*EXERCISE INPUT*.
────

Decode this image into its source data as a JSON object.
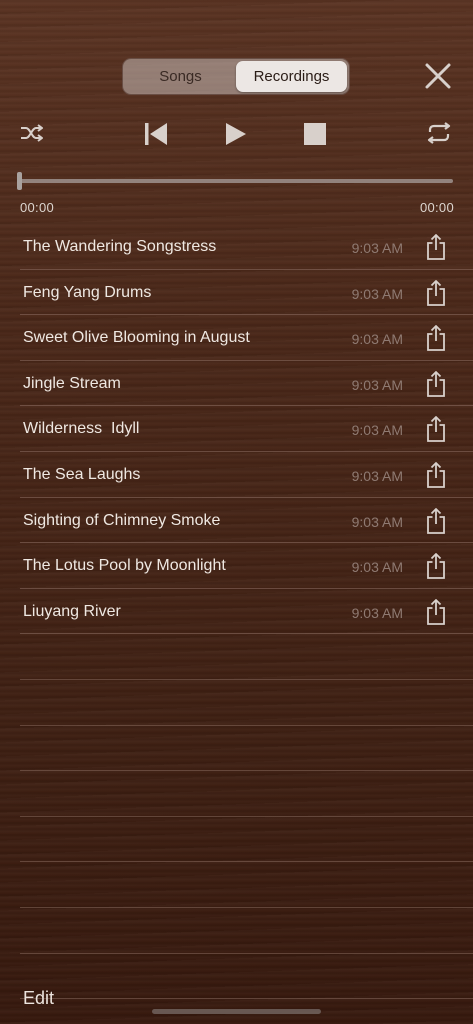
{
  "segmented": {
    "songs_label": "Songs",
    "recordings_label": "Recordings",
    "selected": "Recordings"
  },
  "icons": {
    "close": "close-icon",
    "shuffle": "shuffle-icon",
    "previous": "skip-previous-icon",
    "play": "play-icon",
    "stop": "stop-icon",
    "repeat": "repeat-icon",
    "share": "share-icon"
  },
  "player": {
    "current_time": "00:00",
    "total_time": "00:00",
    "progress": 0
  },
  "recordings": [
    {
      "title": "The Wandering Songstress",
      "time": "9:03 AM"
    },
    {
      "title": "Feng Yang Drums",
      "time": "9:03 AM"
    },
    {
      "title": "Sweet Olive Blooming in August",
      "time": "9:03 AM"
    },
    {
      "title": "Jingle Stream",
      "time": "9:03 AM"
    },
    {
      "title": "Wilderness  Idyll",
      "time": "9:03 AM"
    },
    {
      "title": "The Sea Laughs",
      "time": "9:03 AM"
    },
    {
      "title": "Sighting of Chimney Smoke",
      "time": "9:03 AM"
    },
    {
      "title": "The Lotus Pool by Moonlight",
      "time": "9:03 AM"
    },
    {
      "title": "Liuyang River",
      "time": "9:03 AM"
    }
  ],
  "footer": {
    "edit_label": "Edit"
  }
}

────

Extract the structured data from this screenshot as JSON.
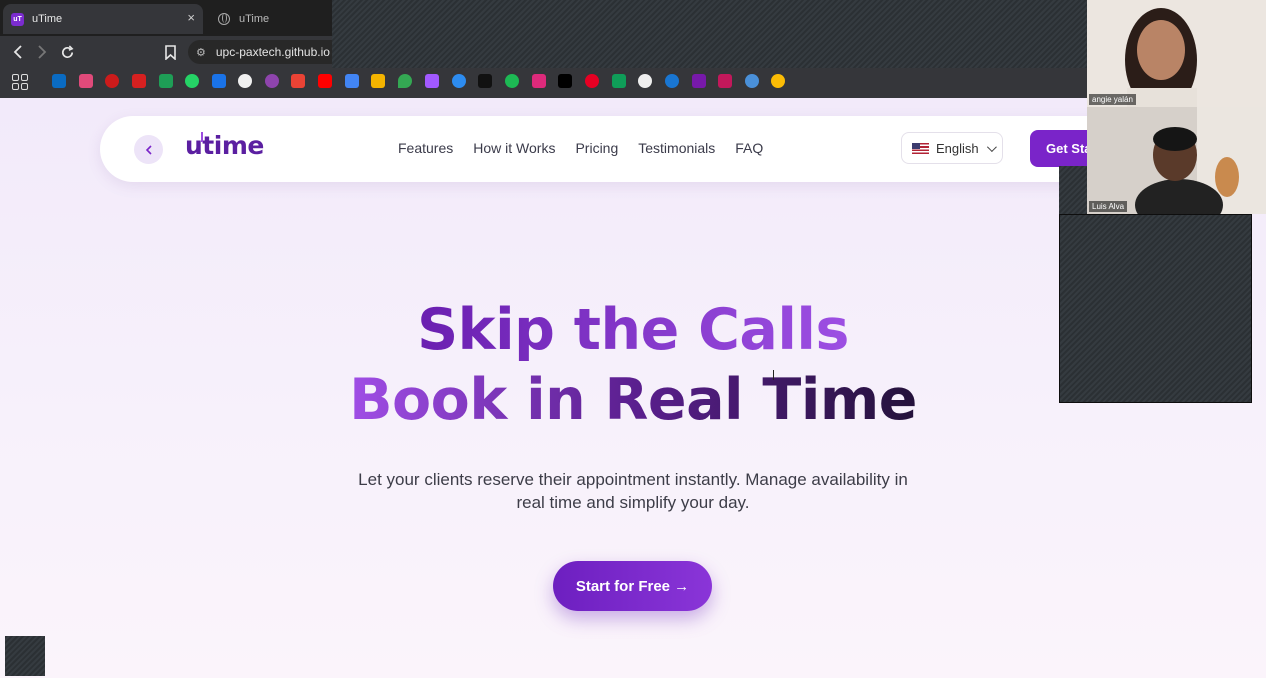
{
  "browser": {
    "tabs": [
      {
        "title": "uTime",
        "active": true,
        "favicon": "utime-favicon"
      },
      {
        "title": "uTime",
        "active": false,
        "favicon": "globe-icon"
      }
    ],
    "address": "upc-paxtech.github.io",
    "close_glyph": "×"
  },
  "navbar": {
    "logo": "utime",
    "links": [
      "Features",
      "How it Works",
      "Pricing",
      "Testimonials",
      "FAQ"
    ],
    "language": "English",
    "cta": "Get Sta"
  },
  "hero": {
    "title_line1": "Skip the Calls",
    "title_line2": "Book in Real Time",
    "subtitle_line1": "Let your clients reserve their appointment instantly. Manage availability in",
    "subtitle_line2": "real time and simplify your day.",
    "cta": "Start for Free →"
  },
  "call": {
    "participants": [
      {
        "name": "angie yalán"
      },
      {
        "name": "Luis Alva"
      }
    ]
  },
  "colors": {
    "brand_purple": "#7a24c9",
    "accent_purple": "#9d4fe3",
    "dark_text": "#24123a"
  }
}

────

Go through the preceding material and copy each line that has the word "data".

*RESULT*.
Decode this image into its source data as a JSON object.
Extract the structured data from this screenshot as JSON.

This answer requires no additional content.